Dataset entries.

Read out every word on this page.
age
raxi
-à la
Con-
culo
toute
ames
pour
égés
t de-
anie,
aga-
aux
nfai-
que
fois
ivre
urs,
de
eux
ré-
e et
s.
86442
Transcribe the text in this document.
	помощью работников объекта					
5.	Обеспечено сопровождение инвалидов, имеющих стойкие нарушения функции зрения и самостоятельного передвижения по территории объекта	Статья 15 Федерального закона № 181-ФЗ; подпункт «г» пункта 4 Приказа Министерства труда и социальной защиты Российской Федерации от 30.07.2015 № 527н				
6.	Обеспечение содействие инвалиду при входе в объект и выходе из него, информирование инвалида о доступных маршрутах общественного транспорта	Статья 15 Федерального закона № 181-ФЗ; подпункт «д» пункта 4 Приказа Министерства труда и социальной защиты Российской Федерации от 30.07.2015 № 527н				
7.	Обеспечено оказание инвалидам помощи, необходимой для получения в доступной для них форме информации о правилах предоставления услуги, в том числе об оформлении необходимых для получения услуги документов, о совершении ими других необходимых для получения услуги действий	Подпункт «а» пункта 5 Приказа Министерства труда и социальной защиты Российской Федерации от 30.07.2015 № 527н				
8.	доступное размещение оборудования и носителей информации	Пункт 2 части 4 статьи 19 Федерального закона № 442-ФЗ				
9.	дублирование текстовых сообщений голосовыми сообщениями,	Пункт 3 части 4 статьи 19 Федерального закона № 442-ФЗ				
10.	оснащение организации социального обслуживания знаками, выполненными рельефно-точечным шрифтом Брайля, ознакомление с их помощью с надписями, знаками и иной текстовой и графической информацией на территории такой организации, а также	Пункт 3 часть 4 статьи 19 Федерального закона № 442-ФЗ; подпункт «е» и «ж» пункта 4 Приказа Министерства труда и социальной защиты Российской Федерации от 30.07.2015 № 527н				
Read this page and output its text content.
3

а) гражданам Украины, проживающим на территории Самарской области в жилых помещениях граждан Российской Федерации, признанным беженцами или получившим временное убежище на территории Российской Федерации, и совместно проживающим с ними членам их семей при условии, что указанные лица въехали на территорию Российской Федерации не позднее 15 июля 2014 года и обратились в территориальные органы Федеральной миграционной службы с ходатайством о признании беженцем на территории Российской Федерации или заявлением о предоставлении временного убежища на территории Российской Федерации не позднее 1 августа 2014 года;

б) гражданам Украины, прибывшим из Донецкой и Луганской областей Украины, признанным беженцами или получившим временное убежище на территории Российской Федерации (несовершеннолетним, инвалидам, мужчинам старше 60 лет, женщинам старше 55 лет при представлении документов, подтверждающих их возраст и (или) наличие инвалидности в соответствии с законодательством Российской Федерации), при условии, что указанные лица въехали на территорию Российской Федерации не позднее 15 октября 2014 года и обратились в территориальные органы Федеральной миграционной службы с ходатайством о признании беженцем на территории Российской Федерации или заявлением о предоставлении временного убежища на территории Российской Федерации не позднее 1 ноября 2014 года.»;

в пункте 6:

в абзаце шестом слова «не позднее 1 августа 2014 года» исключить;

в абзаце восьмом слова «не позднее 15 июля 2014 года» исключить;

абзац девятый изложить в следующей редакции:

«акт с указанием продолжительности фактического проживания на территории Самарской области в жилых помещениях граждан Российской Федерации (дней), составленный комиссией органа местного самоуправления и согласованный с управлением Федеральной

What the exercise asks. Copy out the material above in its entirety. Every detail must match.

Task result.
Read out every word on this page.
age
raxi
-à la
Con-
culo
toute
ames
pour
égés
t de-
anie,
aga-
aux
nfai-
que
fois
ivre
urs,
de
eux
ré-
e et
s.
86442
Transcribe the text in this document.
	помощью работников объекта					
5.	Обеспечено сопровождение инвалидов, имеющих стойкие нарушения функции зрения и самостоятельного передвижения по территории объекта	Статья 15 Федерального закона № 181-ФЗ; подпункт «г» пункта 4 Приказа Министерства труда и социальной защиты Российской Федерации от 30.07.2015 № 527н				
6.	Обеспечение содействие инвалиду при входе в объект и выходе из него, информирование инвалида о доступных маршрутах общественного транспорта	Статья 15 Федерального закона № 181-ФЗ; подпункт «д» пункта 4 Приказа Министерства труда и социальной защиты Российской Федерации от 30.07.2015 № 527н				
7.	Обеспечено оказание инвалидам помощи, необходимой для получения в доступной для них форме информации о правилах предоставления услуги, в том числе об оформлении необходимых для получения услуги документов, о совершении ими других необходимых для получения услуги действий	Подпункт «а» пункта 5 Приказа Министерства труда и социальной защиты Российской Федерации от 30.07.2015 № 527н				
8.	доступное размещение оборудования и носителей информации	Пункт 2 части 4 статьи 19 Федерального закона № 442-ФЗ				
9.	дублирование текстовых сообщений голосовыми сообщениями,	Пункт 3 части 4 статьи 19 Федерального закона № 442-ФЗ				
10.	оснащение организации социального обслуживания знаками, выполненными рельефно-точечным шрифтом Брайля, ознакомление с их помощью с надписями, знаками и иной текстовой и графической информацией на территории такой организации, а также	Пункт 3 часть 4 статьи 19 Федерального закона № 442-ФЗ; подпункт «е» и «ж» пункта 4 Приказа Министерства труда и социальной защиты Российской Федерации от 30.07.2015 № 527н				
Read this page and output its text content.
3

а) гражданам Украины, проживающим на территории Самарской области в жилых помещениях граждан Российской Федерации, признанным беженцами или получившим временное убежище на территории Российской Федерации, и совместно проживающим с ними членам их семей при условии, что указанные лица въехали на территорию Российской Федерации не позднее 15 июля 2014 года и обратились в территориальные органы Федеральной миграционной службы с ходатайством о признании беженцем на территории Российской Федерации или заявлением о предоставлении временного убежища на территории Российской Федерации не позднее 1 августа 2014 года;

б) гражданам Украины, прибывшим из Донецкой и Луганской областей Украины, признанным беженцами или получившим временное убежище на территории Российской Федерации (несовершеннолетним, инвалидам, мужчинам старше 60 лет, женщинам старше 55 лет при представлении документов, подтверждающих их возраст и (или) наличие инвалидности в соответствии с законодательством Российской Федерации), при условии, что указанные лица въехали на территорию Российской Федерации не позднее 15 октября 2014 года и обратились в территориальные органы Федеральной миграционной службы с ходатайством о признании беженцем на территории Российской Федерации или заявлением о предоставлении временного убежища на территории Российской Федерации не позднее 1 ноября 2014 года.»;

в пункте 6:

в абзаце шестом слова «не позднее 1 августа 2014 года» исключить;

в абзаце восьмом слова «не позднее 15 июля 2014 года» исключить;

абзац девятый изложить в следующей редакции:

«акт с указанием продолжительности фактического проживания на территории Самарской области в жилых помещениях граждан Российской Федерации (дней), составленный комиссией органа местного самоуправления и согласованный с управлением Федеральной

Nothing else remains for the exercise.